◆ **Task description**
Copy the data that follows exactly. Include no pictures.

>> Start Supplied entries

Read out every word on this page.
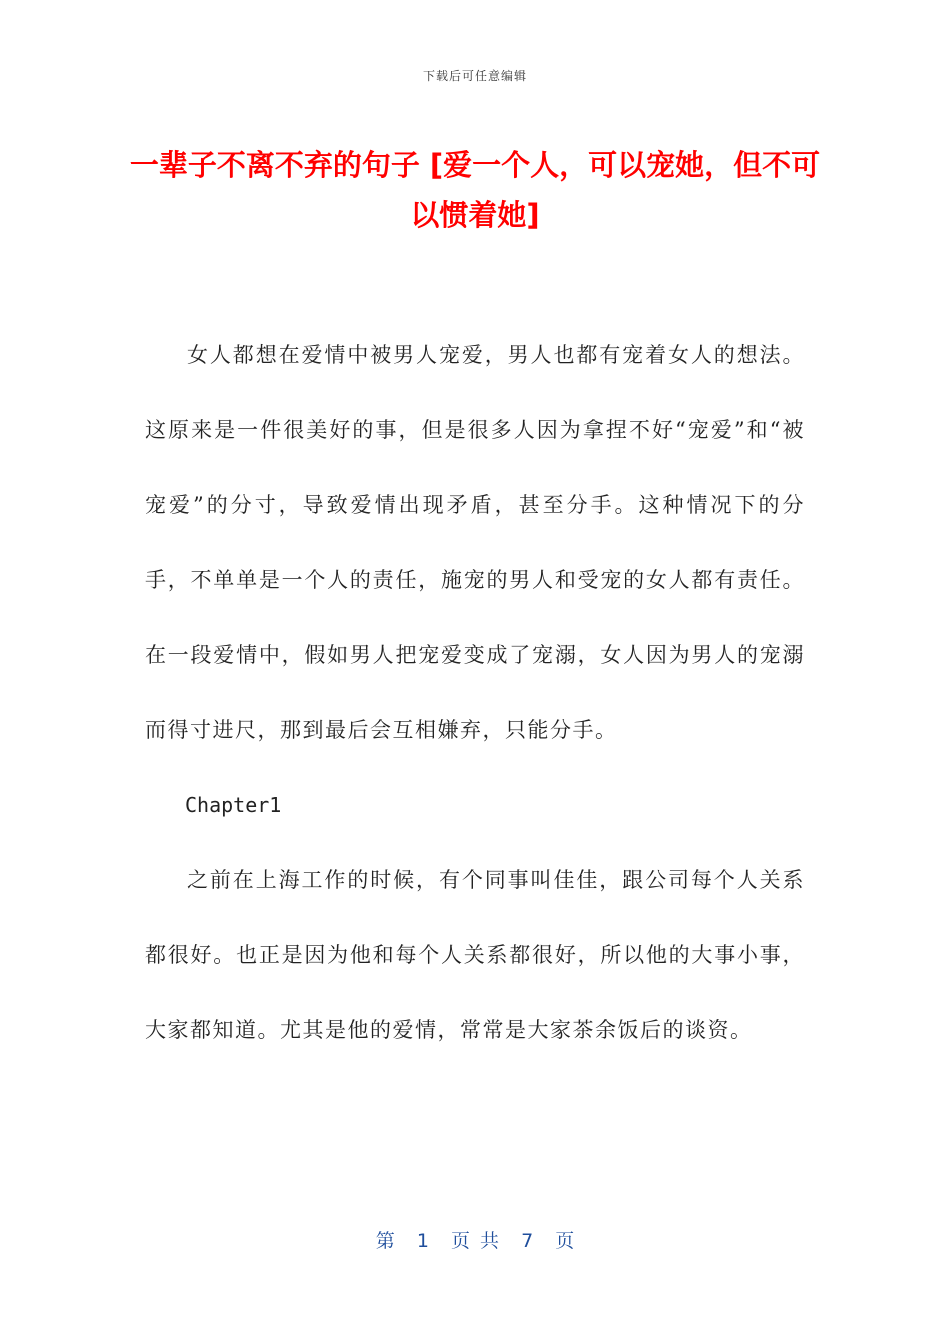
下载后可任意编辑
一辈子不离不弃的句子 [爱一个人，可以宠她，但不可以惯着她]

女人都想在爱情中被男人宠爱，男人也都有宠着女人的想法。这原来是一件很美好的事，但是很多人因为拿捏不好“宠爱”和“被宠爱”的分寸，导致爱情出现矛盾，甚至分手。这种情况下的分手，不单单是一个人的责任，施宠的男人和受宠的女人都有责任。在一段爱情中，假如男人把宠爱变成了宠溺，女人因为男人的宠溺而得寸进尺，那到最后会互相嫌弃，只能分手。

Chapter1

之前在上海工作的时候，有个同事叫佳佳，跟公司每个人关系都很好。也正是因为他和每个人关系都很好，所以他的大事小事，大家都知道。尤其是他的爱情，常常是大家茶余饭后的谈资。

第 1 页 共 7 页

>> End Supplied entries

◆ **Solution to the problem**
Read out every word on this page.
下载后可任意编辑
一辈子不离不弃的句子 [爱一个人，可以宠她，但不可以惯着她]

女人都想在爱情中被男人宠爱，男人也都有宠着女人的想法。这原来是一件很美好的事，但是很多人因为拿捏不好“宠爱”和“被宠爱”的分寸，导致爱情出现矛盾，甚至分手。这种情况下的分手，不单单是一个人的责任，施宠的男人和受宠的女人都有责任。在一段爱情中，假如男人把宠爱变成了宠溺，女人因为男人的宠溺而得寸进尺，那到最后会互相嫌弃，只能分手。

Chapter1

之前在上海工作的时候，有个同事叫佳佳，跟公司每个人关系都很好。也正是因为他和每个人关系都很好，所以他的大事小事，大家都知道。尤其是他的爱情，常常是大家茶余饭后的谈资。

第 1 页 共 7 页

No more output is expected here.